** START OF Entries supplied **

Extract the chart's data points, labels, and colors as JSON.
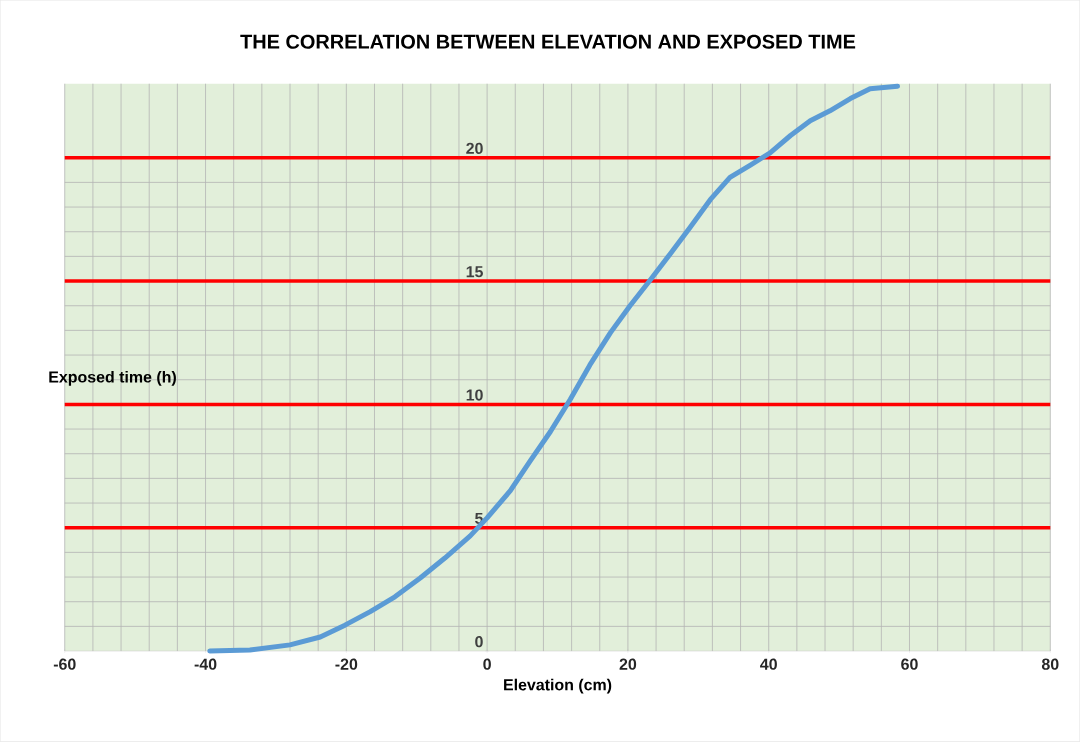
{
  "chart_data": {
    "type": "line",
    "title": "THE CORRELATION BETWEEN ELEVATION AND EXPOSED TIME",
    "xlabel": "Elevation (cm)",
    "ylabel": "Exposed time (h)",
    "xlim": [
      -60,
      80
    ],
    "xticks": [
      -60,
      -40,
      -20,
      0,
      20,
      40,
      60,
      80
    ],
    "ylim": [
      0,
      23
    ],
    "yticks": [
      0,
      5,
      10,
      15,
      20
    ],
    "grid": true,
    "ref_lines": [
      {
        "axis": "y",
        "value": 5,
        "color": "#ff0000"
      },
      {
        "axis": "y",
        "value": 10,
        "color": "#ff0000"
      },
      {
        "axis": "y",
        "value": 15,
        "color": "#ff0000"
      },
      {
        "axis": "y",
        "value": 20,
        "color": "#ff0000"
      }
    ],
    "series": [
      {
        "color": "#5b9bd5",
        "x": [
          -39.4,
          -33.7,
          -28,
          -23.7,
          -20.2,
          -16.6,
          -13.1,
          -9.5,
          -6,
          -2.4,
          0,
          3.3,
          6.1,
          9,
          11.8,
          14.6,
          17.5,
          20.3,
          23.2,
          26,
          28.9,
          31.7,
          34.5,
          37.4,
          40.2,
          43.1,
          45.9,
          48.7,
          51.6,
          54.4,
          58.3
        ],
        "values": [
          0,
          0.04,
          0.25,
          0.57,
          1.05,
          1.6,
          2.2,
          2.96,
          3.77,
          4.67,
          5.4,
          6.5,
          7.7,
          8.9,
          10.2,
          11.6,
          12.9,
          14.0,
          15.05,
          16.1,
          17.2,
          18.3,
          19.2,
          19.7,
          20.2,
          20.9,
          21.5,
          21.9,
          22.4,
          22.8,
          22.9
        ]
      }
    ]
  }
}
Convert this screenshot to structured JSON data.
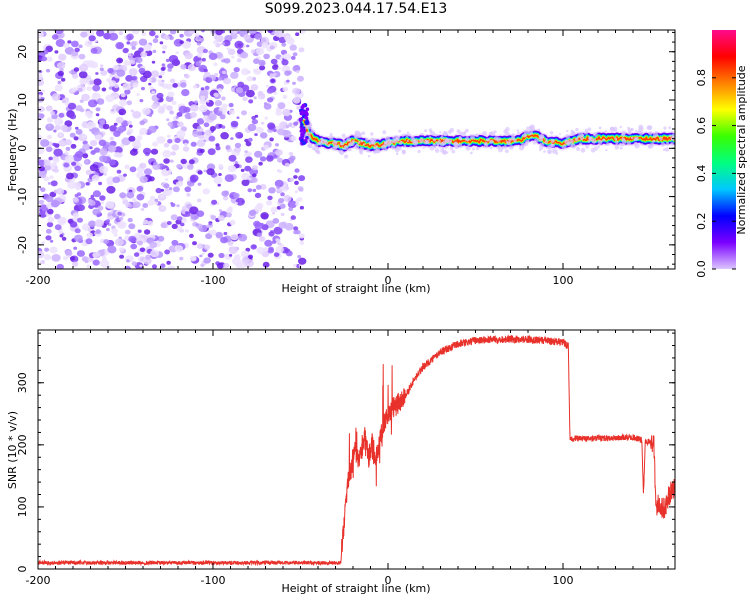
{
  "title": "S099.2023.044.17.54.E13",
  "colors": {
    "snr_line": "#e8312a",
    "noise": "#9d63f0",
    "noise_dark": "#6a1fe6",
    "spectral_scale": [
      "#dcc6ff",
      "#7b00ff",
      "#0000ff",
      "#00c8ff",
      "#00ff80",
      "#39ff00",
      "#ffff00",
      "#ff8000",
      "#ff0000",
      "#ff0a8c"
    ]
  },
  "chart_data": [
    {
      "type": "heatmap",
      "xlabel": "Height of straight line (km)",
      "ylabel": "Frequency (Hz)",
      "xlim": [
        -200,
        164
      ],
      "ylim": [
        -25,
        24.5
      ],
      "xticks": [
        -200,
        -100,
        0,
        100
      ],
      "xtick_labels": [
        "-200",
        "-100",
        "0",
        "100"
      ],
      "yticks": [
        -20,
        -10,
        0,
        10,
        20
      ],
      "ytick_labels": [
        "-20",
        "-10",
        "0",
        "10",
        "20"
      ],
      "noise_region_x": [
        -200,
        -49
      ],
      "signal_track": {
        "x": [
          -48,
          -46,
          -44,
          -40,
          -35,
          -30,
          -25,
          -20,
          -15,
          -10,
          0,
          10,
          20,
          40,
          60,
          75,
          80,
          85,
          90,
          100,
          110,
          130,
          150,
          164
        ],
        "freq_hz": [
          6,
          3,
          2.5,
          1.5,
          1,
          1,
          0.5,
          1.5,
          1,
          0.5,
          1,
          1.5,
          1.5,
          1.5,
          1.5,
          1.5,
          2.5,
          2.5,
          1.5,
          1,
          2,
          2,
          2,
          2
        ]
      },
      "colorbar": {
        "label": "Normalized spectral amplitude",
        "range": [
          0,
          1
        ],
        "ticks": [
          0.0,
          0.2,
          0.4,
          0.6,
          0.8
        ],
        "tick_labels": [
          "0.0",
          "0.2",
          "0.4",
          "0.6",
          "0.8"
        ]
      }
    },
    {
      "type": "line",
      "xlabel": "Height of straight line (km)",
      "ylabel": "SNR (10 * v/v)",
      "xlim": [
        -200,
        164
      ],
      "ylim": [
        0,
        385
      ],
      "xticks": [
        -200,
        -100,
        0,
        100
      ],
      "xtick_labels": [
        "-200",
        "-100",
        "0",
        "100"
      ],
      "yticks": [
        0,
        100,
        200,
        300
      ],
      "ytick_labels": [
        "0",
        "100",
        "200",
        "300"
      ],
      "series": [
        {
          "x": [
            -200,
            -150,
            -100,
            -50,
            -27,
            -25,
            -23,
            -21,
            -19,
            -17,
            -15,
            -13,
            -11,
            -9,
            -7,
            -5,
            -3,
            0,
            5,
            10,
            15,
            20,
            30,
            40,
            50,
            60,
            70,
            80,
            90,
            100,
            103,
            104,
            105,
            120,
            140,
            145,
            146,
            147,
            150,
            152,
            153,
            155,
            158,
            160,
            164
          ],
          "y": [
            10,
            10,
            10,
            10,
            10,
            80,
            140,
            160,
            200,
            170,
            190,
            215,
            180,
            205,
            175,
            200,
            230,
            250,
            265,
            280,
            305,
            325,
            350,
            362,
            368,
            370,
            370,
            370,
            368,
            365,
            360,
            210,
            210,
            210,
            212,
            208,
            120,
            205,
            205,
            200,
            100,
            105,
            95,
            115,
            135
          ]
        }
      ]
    }
  ]
}
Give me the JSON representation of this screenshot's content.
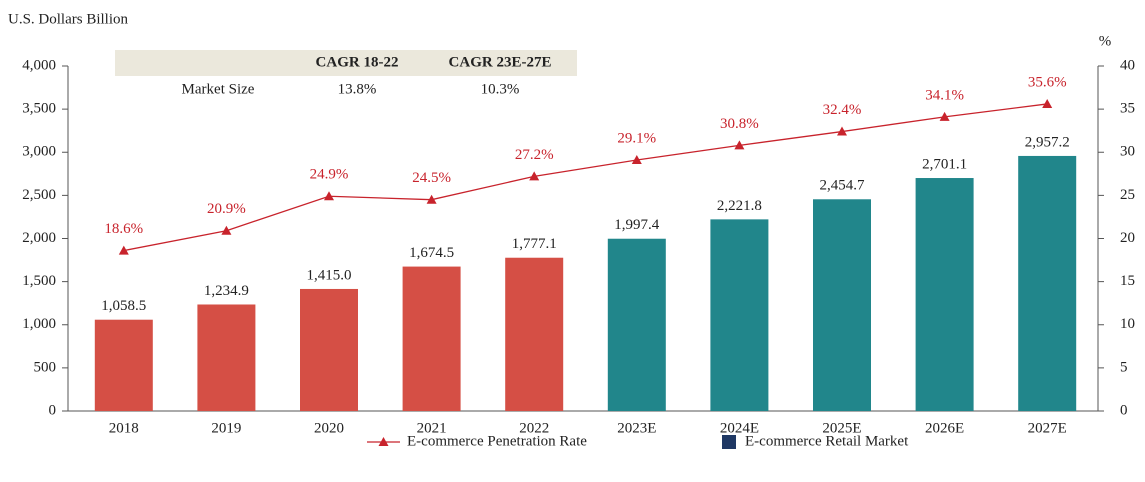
{
  "chart_data": {
    "type": "bar",
    "y_label": "U.S. Dollars Billion",
    "y2_label": "%",
    "categories": [
      "2018",
      "2019",
      "2020",
      "2021",
      "2022",
      "2023E",
      "2024E",
      "2025E",
      "2026E",
      "2027E"
    ],
    "series": [
      {
        "name": "E-commerce Retail Market",
        "type": "bar",
        "color": "#1f3864",
        "bar_colors": [
          "#d54f45",
          "#d54f45",
          "#d54f45",
          "#d54f45",
          "#d54f45",
          "#21868b",
          "#21868b",
          "#21868b",
          "#21868b",
          "#21868b"
        ],
        "values": [
          1058.5,
          1234.9,
          1415.0,
          1674.5,
          1777.1,
          1997.4,
          2221.8,
          2454.7,
          2701.1,
          2957.2
        ],
        "value_labels": [
          "1,058.5",
          "1,234.9",
          "1,415.0",
          "1,674.5",
          "1,777.1",
          "1,997.4",
          "2,221.8",
          "2,454.7",
          "2,701.1",
          "2,957.2"
        ]
      },
      {
        "name": "E-commerce Penetration Rate",
        "type": "line",
        "axis": "y2",
        "color": "#c8232c",
        "values": [
          18.6,
          20.9,
          24.9,
          24.5,
          27.2,
          29.1,
          30.8,
          32.4,
          34.1,
          35.6
        ],
        "value_labels": [
          "18.6%",
          "20.9%",
          "24.9%",
          "24.5%",
          "27.2%",
          "29.1%",
          "30.8%",
          "32.4%",
          "34.1%",
          "35.6%"
        ]
      }
    ],
    "ylim": [
      0,
      4000
    ],
    "yticks": [
      0,
      500,
      {
        "value": 1000,
        "label": "1,000"
      },
      {
        "value": 1500,
        "label": "1,500"
      },
      {
        "value": 2000,
        "label": "2,000"
      },
      {
        "value": 2500,
        "label": "2,500"
      },
      {
        "value": 3000,
        "label": "3,000"
      },
      {
        "value": 3500,
        "label": "3,500"
      },
      {
        "value": 4000,
        "label": "4,000"
      }
    ],
    "y2lim": [
      0,
      40
    ],
    "y2ticks": [
      0,
      5,
      10,
      15,
      20,
      25,
      30,
      35,
      40
    ],
    "table": {
      "columns": [
        "CAGR 18-22",
        "CAGR 23E-27E"
      ],
      "rows": [
        [
          "Market Size",
          "13.8%",
          "10.3%"
        ]
      ],
      "color": "#ebe8dc"
    },
    "grid": false
  }
}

** END OF Entries supplied **

» Your goal
Copy out every line from the records that has the word "Market".

» The response
        "name": "E-commerce Retail Market",
          "Market Size",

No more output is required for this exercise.